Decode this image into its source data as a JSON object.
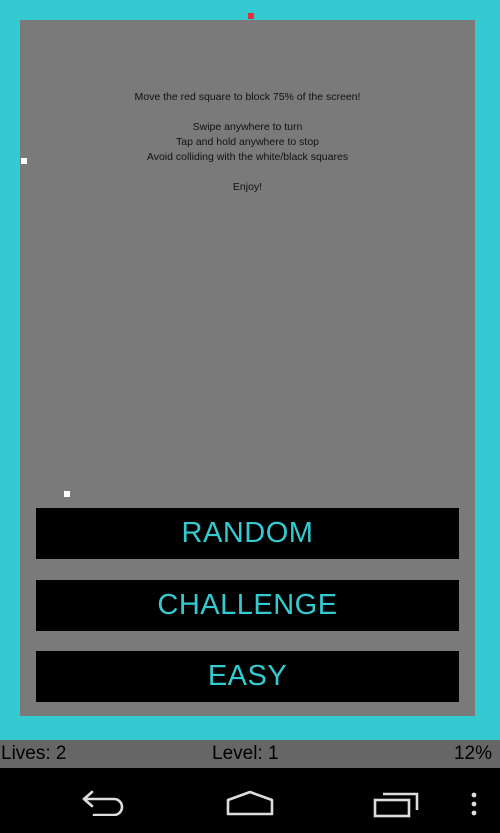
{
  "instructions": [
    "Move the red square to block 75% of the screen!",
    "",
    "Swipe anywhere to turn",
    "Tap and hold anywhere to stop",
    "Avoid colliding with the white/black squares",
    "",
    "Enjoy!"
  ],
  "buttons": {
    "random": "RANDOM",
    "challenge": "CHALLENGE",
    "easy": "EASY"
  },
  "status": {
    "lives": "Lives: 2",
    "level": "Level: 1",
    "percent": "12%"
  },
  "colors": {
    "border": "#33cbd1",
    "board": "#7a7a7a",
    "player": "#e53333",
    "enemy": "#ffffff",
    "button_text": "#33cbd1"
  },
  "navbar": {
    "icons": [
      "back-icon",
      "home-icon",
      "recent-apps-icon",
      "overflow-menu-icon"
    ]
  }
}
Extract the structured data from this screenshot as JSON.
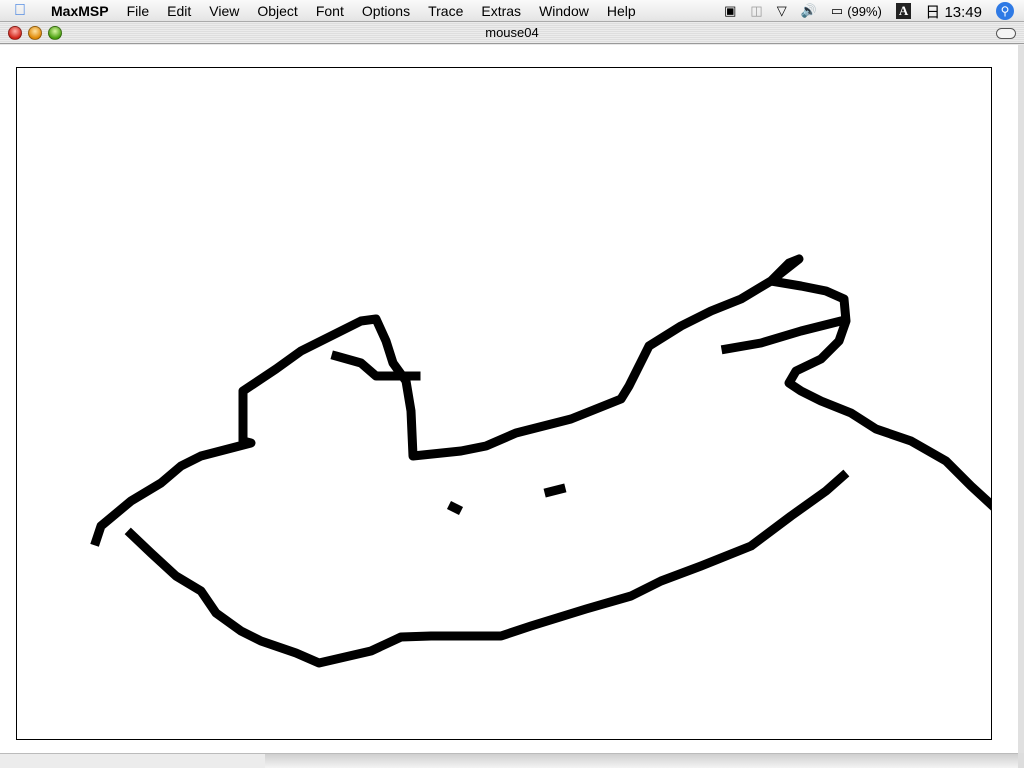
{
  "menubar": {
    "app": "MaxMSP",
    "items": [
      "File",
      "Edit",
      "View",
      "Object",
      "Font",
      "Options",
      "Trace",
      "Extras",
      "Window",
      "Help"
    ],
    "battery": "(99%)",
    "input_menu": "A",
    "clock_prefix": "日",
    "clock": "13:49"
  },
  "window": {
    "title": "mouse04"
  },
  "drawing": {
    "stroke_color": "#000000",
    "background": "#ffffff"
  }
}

------------------------

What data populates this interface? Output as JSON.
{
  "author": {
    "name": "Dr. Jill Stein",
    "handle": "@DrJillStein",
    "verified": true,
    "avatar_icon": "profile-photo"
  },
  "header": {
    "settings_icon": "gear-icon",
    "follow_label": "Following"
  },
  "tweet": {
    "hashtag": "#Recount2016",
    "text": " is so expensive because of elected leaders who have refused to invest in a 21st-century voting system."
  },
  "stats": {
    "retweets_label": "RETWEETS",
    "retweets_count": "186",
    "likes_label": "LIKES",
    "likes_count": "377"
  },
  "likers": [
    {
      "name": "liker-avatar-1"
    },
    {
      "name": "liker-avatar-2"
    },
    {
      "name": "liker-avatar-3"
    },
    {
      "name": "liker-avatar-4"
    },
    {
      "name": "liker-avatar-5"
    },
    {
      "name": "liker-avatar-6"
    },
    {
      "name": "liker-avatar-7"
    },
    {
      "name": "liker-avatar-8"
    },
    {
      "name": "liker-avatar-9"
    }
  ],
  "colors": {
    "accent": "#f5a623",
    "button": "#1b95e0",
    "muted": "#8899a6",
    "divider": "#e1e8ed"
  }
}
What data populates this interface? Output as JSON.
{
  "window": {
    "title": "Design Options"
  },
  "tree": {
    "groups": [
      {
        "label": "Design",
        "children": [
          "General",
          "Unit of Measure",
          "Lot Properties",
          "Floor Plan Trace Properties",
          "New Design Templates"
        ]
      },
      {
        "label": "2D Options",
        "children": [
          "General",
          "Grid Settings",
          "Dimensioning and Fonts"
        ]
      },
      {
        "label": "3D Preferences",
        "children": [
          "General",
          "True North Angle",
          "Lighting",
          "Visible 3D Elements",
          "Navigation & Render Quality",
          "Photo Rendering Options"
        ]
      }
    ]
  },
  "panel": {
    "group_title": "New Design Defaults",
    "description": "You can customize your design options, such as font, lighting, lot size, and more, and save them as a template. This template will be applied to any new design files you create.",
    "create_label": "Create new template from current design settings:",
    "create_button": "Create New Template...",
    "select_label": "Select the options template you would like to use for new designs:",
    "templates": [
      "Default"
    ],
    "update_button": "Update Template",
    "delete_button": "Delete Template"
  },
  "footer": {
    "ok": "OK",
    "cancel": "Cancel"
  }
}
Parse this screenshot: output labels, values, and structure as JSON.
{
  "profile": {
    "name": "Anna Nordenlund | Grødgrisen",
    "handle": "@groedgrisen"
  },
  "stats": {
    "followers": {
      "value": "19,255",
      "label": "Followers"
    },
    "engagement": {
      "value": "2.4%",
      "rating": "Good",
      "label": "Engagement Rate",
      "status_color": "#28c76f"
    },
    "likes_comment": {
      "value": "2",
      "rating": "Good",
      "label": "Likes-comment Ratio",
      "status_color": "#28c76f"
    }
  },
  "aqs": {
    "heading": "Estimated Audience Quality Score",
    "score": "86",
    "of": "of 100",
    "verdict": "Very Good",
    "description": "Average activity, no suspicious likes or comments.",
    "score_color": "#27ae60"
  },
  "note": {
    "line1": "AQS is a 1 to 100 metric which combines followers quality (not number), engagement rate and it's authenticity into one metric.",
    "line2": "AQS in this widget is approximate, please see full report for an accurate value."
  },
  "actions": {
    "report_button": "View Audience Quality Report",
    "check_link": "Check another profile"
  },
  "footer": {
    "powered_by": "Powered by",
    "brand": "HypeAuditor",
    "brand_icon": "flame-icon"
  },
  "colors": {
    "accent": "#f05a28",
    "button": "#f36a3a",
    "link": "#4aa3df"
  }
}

------------------------

● **Exercise description**: List all lines from the entries that include the word "anywhere".

● **Task solution**:
    "Swipe anywhere to turn",
    "Tap and hold anywhere to stop",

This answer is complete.